• Prompt: Select, from the data, each line where "type" occurs.

[Data records]
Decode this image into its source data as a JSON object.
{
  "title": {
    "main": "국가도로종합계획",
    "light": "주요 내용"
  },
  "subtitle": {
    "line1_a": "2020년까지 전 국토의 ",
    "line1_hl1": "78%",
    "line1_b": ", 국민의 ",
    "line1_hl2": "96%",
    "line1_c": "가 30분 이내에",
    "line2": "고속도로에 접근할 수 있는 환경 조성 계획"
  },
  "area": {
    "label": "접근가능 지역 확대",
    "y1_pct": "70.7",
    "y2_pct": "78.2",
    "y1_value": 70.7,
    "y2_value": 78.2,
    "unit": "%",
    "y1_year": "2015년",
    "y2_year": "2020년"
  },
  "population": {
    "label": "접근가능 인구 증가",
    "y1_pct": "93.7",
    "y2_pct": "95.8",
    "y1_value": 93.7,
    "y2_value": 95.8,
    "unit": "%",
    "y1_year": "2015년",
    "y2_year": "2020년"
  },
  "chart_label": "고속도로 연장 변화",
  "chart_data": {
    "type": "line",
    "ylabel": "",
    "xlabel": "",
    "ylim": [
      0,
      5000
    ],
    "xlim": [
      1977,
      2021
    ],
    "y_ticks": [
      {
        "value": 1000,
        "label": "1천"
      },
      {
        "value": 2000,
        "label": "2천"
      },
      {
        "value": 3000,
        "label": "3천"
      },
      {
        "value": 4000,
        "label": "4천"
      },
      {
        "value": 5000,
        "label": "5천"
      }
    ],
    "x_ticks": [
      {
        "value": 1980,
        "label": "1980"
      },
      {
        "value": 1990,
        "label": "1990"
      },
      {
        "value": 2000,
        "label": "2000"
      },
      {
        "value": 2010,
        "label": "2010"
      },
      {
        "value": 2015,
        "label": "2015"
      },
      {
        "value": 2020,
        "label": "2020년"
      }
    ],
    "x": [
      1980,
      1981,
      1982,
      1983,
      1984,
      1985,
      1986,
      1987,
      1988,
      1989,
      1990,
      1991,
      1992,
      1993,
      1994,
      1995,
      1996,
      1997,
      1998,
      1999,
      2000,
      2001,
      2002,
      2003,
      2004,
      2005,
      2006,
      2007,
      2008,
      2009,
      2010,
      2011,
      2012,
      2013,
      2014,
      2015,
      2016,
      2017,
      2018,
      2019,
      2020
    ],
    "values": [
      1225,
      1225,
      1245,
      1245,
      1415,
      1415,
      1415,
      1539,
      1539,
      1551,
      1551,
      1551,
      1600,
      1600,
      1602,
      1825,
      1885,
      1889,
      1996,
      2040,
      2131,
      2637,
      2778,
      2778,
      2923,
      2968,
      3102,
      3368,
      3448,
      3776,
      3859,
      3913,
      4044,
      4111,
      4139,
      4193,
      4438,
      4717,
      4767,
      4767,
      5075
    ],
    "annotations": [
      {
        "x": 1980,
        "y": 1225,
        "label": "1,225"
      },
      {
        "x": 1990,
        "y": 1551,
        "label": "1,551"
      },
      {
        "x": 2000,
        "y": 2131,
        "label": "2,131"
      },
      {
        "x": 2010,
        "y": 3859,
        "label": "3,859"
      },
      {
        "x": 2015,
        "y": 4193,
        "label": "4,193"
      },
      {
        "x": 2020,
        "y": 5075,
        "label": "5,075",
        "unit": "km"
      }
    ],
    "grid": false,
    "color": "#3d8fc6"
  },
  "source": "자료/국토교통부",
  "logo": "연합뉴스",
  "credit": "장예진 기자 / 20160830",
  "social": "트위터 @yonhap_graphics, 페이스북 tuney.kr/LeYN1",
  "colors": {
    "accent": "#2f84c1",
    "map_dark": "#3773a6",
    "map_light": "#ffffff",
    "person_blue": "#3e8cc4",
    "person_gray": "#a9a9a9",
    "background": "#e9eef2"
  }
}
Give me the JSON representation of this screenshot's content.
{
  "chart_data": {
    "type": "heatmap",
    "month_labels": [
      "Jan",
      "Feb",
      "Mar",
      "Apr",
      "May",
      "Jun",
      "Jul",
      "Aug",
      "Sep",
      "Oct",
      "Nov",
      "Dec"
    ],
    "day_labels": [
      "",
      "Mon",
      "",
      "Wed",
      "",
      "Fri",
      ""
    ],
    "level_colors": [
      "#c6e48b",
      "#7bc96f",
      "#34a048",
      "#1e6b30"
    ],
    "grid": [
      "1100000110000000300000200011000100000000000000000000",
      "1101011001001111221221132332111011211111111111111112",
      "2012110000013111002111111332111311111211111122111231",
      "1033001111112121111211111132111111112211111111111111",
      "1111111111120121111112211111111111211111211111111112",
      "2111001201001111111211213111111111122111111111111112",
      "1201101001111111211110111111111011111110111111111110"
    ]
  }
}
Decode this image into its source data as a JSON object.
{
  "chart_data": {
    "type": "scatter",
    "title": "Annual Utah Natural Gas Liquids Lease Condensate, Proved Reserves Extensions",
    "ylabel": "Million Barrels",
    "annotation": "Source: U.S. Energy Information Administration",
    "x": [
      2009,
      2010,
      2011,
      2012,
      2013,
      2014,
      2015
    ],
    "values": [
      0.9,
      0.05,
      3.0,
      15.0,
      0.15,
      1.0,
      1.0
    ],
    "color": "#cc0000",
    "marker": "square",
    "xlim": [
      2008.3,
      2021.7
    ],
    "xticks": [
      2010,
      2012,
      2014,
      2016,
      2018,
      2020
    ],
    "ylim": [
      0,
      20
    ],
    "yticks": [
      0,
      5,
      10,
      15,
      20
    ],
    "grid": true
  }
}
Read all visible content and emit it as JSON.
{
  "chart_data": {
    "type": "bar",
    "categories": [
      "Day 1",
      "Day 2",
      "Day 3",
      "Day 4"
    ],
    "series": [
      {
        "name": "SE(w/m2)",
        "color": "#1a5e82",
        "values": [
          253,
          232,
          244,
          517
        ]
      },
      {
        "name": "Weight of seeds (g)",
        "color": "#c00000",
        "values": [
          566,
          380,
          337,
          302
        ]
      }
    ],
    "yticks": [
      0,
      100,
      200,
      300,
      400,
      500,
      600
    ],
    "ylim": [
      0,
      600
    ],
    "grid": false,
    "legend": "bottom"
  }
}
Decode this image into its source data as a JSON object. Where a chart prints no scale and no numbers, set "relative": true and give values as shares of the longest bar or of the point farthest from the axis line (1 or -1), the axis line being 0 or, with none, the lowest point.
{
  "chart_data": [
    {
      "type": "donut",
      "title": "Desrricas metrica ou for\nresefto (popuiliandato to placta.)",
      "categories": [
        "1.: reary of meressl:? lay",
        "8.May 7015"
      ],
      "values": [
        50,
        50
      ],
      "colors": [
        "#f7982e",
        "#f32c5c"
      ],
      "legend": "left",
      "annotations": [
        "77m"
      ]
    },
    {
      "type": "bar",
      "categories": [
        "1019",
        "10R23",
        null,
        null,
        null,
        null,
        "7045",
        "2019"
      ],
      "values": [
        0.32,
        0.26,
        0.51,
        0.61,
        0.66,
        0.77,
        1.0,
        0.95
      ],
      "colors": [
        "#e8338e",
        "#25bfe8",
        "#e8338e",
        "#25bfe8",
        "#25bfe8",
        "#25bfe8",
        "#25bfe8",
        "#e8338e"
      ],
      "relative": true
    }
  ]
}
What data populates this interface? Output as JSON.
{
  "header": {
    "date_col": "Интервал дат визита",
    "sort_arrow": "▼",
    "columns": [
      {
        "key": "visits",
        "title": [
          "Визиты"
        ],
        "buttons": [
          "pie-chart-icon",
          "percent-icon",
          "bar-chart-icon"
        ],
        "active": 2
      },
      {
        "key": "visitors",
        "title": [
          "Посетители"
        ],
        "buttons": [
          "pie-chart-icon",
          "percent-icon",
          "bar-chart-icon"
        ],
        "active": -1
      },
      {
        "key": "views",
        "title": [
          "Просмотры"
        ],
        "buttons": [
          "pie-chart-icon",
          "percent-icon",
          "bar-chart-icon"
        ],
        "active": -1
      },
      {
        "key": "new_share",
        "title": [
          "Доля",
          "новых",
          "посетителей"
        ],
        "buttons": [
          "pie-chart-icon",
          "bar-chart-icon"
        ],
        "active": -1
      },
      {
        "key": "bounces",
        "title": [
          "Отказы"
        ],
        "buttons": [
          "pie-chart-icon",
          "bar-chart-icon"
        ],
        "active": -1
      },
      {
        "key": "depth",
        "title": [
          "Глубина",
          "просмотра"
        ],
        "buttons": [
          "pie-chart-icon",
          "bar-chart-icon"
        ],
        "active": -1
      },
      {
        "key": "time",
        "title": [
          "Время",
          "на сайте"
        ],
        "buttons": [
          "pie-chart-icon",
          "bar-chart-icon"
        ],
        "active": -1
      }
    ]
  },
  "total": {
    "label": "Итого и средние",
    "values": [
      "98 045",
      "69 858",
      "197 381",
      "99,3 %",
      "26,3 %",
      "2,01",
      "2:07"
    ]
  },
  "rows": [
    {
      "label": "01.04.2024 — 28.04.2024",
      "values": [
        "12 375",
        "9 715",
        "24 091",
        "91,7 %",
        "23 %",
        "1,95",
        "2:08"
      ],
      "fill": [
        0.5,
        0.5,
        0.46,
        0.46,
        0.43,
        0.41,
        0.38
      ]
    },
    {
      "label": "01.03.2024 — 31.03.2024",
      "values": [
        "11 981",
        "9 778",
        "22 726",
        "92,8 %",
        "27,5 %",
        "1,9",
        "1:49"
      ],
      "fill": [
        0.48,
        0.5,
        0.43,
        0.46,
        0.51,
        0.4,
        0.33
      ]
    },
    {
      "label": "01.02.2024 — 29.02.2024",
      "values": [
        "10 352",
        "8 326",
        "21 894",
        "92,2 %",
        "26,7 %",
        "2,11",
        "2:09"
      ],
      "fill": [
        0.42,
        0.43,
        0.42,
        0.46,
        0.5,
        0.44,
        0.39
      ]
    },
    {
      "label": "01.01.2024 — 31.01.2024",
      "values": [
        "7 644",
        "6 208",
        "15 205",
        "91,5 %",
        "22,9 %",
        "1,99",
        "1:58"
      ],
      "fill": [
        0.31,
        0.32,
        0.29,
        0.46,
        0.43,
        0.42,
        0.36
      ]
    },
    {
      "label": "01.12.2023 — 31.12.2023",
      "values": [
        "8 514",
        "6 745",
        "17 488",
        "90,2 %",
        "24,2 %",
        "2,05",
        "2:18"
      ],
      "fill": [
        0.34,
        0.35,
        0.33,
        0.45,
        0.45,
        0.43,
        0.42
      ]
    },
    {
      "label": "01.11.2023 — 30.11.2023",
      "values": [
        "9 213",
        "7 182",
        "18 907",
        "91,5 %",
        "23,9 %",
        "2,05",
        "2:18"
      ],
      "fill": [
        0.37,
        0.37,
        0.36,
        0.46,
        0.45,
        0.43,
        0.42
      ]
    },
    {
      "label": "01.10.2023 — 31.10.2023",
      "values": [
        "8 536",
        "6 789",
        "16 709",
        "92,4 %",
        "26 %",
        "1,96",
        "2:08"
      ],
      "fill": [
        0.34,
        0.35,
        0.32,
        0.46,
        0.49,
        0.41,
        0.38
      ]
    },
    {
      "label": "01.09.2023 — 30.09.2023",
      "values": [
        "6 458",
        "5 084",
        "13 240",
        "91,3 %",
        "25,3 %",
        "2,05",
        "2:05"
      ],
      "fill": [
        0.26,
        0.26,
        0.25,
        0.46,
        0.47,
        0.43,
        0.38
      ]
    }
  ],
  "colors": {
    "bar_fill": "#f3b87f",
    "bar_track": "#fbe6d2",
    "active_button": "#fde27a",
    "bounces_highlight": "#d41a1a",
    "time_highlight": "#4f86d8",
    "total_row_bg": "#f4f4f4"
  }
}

• Complete answer:
    "type": "line",
    "type": "heatmap",
    "type": "scatter",
    "type": "bar",
      "type": "donut",
      "type": "bar",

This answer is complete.